## Begin
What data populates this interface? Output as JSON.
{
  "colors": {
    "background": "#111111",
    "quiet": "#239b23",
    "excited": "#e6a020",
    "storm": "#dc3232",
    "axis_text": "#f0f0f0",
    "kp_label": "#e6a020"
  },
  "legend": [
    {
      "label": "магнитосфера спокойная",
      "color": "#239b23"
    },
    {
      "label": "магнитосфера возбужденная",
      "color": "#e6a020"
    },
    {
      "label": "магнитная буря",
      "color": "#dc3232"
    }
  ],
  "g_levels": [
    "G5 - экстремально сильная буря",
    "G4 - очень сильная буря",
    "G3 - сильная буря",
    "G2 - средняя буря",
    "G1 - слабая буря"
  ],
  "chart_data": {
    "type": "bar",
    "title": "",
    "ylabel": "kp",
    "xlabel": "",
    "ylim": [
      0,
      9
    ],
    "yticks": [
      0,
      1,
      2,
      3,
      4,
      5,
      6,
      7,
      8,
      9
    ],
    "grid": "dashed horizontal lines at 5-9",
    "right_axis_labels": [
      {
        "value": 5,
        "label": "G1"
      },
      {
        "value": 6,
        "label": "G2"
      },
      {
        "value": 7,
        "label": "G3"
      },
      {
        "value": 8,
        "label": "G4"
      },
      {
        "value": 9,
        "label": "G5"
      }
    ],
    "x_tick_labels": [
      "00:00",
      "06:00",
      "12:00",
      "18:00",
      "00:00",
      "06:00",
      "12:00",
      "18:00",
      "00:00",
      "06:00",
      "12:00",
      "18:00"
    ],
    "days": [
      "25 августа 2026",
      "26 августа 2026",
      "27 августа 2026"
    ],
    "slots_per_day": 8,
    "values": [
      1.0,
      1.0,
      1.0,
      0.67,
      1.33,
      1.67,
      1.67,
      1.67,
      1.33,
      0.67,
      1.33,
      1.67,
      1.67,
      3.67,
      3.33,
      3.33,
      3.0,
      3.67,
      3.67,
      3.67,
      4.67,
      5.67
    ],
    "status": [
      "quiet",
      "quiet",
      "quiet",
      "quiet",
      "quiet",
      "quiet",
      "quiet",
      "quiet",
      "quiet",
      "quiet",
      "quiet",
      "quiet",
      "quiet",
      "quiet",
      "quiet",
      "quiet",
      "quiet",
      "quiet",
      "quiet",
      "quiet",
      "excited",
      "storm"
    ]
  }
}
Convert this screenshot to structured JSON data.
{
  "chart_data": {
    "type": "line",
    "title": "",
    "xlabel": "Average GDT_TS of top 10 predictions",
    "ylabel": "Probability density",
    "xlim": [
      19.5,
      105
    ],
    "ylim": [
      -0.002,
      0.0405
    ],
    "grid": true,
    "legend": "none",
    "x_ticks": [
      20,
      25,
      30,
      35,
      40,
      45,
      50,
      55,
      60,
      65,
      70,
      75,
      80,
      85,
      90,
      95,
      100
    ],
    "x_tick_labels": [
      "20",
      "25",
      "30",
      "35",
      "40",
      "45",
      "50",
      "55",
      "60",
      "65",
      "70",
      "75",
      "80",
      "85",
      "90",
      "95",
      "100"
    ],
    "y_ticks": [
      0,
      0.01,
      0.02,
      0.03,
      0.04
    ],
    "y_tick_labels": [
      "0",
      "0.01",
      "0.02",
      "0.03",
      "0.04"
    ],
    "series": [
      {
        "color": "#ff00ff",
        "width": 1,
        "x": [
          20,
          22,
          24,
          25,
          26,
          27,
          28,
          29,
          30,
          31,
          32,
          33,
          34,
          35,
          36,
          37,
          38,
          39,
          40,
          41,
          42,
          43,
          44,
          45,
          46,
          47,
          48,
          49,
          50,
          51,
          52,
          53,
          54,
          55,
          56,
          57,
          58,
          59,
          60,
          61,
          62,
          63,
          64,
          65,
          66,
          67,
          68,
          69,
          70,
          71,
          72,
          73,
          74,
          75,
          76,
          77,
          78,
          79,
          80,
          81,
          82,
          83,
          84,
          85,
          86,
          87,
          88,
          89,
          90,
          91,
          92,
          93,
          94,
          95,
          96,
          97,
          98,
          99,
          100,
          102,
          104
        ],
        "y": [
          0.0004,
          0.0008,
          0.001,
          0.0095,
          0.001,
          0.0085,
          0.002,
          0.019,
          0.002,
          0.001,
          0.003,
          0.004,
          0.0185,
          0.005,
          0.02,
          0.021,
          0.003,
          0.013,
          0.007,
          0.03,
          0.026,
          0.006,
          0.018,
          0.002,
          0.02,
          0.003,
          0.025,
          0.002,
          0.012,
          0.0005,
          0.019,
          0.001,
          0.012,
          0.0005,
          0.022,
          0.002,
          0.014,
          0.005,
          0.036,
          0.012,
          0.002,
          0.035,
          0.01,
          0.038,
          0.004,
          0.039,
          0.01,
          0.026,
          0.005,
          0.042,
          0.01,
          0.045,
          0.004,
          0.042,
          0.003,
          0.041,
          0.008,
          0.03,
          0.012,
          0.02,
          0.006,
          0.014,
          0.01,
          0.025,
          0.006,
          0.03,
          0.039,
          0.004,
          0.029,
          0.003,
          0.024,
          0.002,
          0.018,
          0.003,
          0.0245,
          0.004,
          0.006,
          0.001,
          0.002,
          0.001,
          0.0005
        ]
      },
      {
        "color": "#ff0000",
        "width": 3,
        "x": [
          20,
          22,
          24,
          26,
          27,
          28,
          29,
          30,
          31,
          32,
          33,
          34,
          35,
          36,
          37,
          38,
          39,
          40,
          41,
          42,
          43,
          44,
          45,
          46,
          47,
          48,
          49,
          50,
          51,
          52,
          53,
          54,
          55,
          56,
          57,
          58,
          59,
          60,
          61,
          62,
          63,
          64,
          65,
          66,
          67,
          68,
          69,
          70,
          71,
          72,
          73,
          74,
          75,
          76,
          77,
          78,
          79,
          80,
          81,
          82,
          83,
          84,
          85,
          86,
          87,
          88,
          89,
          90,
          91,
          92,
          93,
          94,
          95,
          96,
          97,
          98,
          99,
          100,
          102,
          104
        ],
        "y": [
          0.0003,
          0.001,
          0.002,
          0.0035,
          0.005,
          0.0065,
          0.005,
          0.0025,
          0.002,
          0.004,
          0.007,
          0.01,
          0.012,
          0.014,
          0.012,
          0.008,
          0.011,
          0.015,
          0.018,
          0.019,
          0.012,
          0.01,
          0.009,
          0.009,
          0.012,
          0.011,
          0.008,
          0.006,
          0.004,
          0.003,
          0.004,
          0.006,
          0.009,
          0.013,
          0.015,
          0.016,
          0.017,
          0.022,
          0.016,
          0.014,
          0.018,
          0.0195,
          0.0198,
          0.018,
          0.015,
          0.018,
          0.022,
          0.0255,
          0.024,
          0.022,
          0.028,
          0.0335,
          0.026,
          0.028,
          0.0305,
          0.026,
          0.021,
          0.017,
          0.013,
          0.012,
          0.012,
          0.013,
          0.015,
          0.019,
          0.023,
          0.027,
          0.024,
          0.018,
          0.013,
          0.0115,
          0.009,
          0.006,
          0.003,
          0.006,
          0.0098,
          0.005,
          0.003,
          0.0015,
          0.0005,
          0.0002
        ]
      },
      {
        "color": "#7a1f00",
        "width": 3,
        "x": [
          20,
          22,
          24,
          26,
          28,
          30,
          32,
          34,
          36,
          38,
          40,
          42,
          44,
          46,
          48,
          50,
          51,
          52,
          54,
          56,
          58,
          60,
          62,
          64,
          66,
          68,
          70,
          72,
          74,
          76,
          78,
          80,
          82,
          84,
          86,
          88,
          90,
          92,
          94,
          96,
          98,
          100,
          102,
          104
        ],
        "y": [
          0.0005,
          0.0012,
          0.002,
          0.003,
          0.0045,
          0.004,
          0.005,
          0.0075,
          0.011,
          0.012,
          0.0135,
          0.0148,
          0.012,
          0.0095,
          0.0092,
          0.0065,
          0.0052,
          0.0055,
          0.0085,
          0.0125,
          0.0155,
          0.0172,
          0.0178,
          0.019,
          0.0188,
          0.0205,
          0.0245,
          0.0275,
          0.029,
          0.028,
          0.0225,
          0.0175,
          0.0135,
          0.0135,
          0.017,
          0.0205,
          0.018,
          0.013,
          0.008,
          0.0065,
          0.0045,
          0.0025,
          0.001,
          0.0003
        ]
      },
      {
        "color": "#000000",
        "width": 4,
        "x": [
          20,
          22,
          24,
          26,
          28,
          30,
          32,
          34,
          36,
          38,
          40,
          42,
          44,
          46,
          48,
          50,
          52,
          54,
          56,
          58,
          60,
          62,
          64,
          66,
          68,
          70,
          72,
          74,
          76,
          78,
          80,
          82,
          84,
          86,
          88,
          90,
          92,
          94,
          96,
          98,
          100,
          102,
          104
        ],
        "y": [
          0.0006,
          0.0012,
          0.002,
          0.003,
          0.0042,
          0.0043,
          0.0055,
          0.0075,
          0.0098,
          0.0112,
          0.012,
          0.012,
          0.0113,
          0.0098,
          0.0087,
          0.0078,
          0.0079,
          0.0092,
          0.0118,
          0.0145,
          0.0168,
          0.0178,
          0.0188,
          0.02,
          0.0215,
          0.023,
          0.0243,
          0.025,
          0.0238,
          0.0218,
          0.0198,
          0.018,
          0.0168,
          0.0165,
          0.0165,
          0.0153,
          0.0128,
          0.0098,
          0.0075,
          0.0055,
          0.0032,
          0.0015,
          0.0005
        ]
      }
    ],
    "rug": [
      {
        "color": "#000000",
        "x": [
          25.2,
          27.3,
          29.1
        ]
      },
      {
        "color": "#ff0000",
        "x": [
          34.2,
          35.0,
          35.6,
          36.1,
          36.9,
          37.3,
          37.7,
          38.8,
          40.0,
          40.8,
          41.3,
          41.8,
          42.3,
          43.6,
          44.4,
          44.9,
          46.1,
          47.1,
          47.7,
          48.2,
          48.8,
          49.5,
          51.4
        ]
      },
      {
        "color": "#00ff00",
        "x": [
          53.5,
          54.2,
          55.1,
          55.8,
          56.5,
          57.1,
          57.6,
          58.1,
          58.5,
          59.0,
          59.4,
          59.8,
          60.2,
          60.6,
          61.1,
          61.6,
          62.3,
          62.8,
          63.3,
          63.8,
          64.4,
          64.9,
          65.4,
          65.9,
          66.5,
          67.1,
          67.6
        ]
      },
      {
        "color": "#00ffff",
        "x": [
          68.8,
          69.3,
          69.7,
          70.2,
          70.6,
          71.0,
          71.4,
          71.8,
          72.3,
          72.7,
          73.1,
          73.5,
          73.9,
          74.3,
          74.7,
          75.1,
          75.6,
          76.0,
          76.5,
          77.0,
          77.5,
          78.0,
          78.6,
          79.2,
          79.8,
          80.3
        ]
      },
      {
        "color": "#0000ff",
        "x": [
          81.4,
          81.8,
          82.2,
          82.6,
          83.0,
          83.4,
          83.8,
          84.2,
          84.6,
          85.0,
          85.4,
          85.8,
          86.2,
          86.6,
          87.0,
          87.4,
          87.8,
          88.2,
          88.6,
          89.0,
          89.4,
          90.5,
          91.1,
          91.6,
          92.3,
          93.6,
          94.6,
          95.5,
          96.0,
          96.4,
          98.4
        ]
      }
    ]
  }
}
## End
**REQUIREMENTS:**
Only lines with the string "буря" belong in your answer; copy each one.

**ANSWER TO THE PROBLEM:**
      "label": "магнитная буря",
    "G5 - экстремально сильная буря",
    "G4 - очень сильная буря",
    "G3 - сильная буря",
    "G2 - средняя буря",
    "G1 - слабая буря"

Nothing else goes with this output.